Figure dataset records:

■ ■ ■ ■ ■

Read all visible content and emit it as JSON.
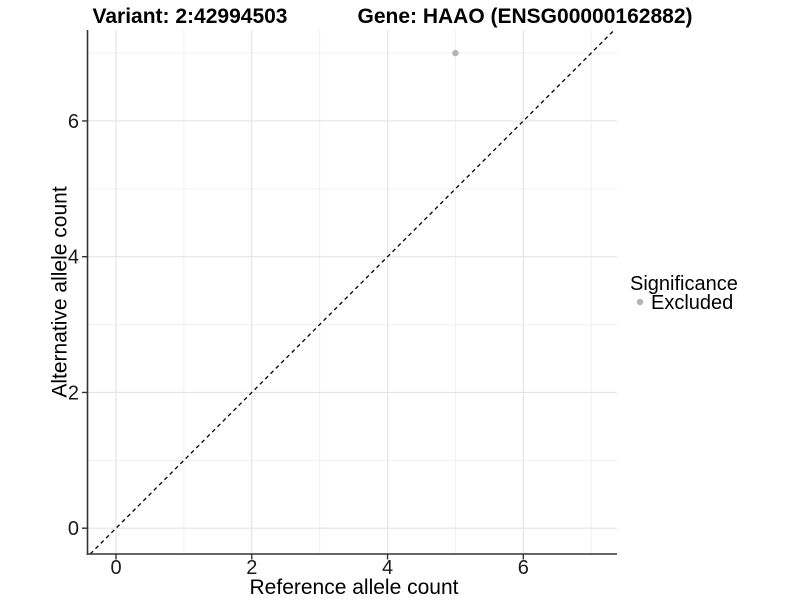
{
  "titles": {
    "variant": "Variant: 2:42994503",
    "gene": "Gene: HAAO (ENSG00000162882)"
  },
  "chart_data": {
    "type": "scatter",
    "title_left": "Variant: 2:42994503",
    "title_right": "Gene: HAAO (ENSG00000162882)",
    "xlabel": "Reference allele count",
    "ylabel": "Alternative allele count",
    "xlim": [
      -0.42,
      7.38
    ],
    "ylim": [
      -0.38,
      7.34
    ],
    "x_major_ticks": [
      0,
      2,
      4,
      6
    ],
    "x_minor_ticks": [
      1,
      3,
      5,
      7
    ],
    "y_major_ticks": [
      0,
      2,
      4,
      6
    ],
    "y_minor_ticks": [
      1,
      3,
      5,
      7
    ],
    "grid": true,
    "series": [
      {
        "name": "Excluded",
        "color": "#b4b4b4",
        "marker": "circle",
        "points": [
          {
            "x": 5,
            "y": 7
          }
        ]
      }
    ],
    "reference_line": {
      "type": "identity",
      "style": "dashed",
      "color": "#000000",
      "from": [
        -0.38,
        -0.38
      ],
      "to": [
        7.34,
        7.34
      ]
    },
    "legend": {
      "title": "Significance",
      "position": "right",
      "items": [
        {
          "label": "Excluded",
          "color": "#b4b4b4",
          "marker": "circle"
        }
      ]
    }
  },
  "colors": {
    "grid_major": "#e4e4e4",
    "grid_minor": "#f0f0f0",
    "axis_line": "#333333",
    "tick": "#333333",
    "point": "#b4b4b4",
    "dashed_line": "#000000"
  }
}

■ ■ ■ ■ ■

**Problem requirements**
Omitting all images, print the listing exactly.

**Answer to the exercise**
Read all visible content and emit it as JSON.
{
  "titles": {
    "variant": "Variant: 2:42994503",
    "gene": "Gene: HAAO (ENSG00000162882)"
  },
  "chart_data": {
    "type": "scatter",
    "title_left": "Variant: 2:42994503",
    "title_right": "Gene: HAAO (ENSG00000162882)",
    "xlabel": "Reference allele count",
    "ylabel": "Alternative allele count",
    "xlim": [
      -0.42,
      7.38
    ],
    "ylim": [
      -0.38,
      7.34
    ],
    "x_major_ticks": [
      0,
      2,
      4,
      6
    ],
    "x_minor_ticks": [
      1,
      3,
      5,
      7
    ],
    "y_major_ticks": [
      0,
      2,
      4,
      6
    ],
    "y_minor_ticks": [
      1,
      3,
      5,
      7
    ],
    "grid": true,
    "series": [
      {
        "name": "Excluded",
        "color": "#b4b4b4",
        "marker": "circle",
        "points": [
          {
            "x": 5,
            "y": 7
          }
        ]
      }
    ],
    "reference_line": {
      "type": "identity",
      "style": "dashed",
      "color": "#000000",
      "from": [
        -0.38,
        -0.38
      ],
      "to": [
        7.34,
        7.34
      ]
    },
    "legend": {
      "title": "Significance",
      "position": "right",
      "items": [
        {
          "label": "Excluded",
          "color": "#b4b4b4",
          "marker": "circle"
        }
      ]
    }
  },
  "colors": {
    "grid_major": "#e4e4e4",
    "grid_minor": "#f0f0f0",
    "axis_line": "#333333",
    "tick": "#333333",
    "point": "#b4b4b4",
    "dashed_line": "#000000"
  }
}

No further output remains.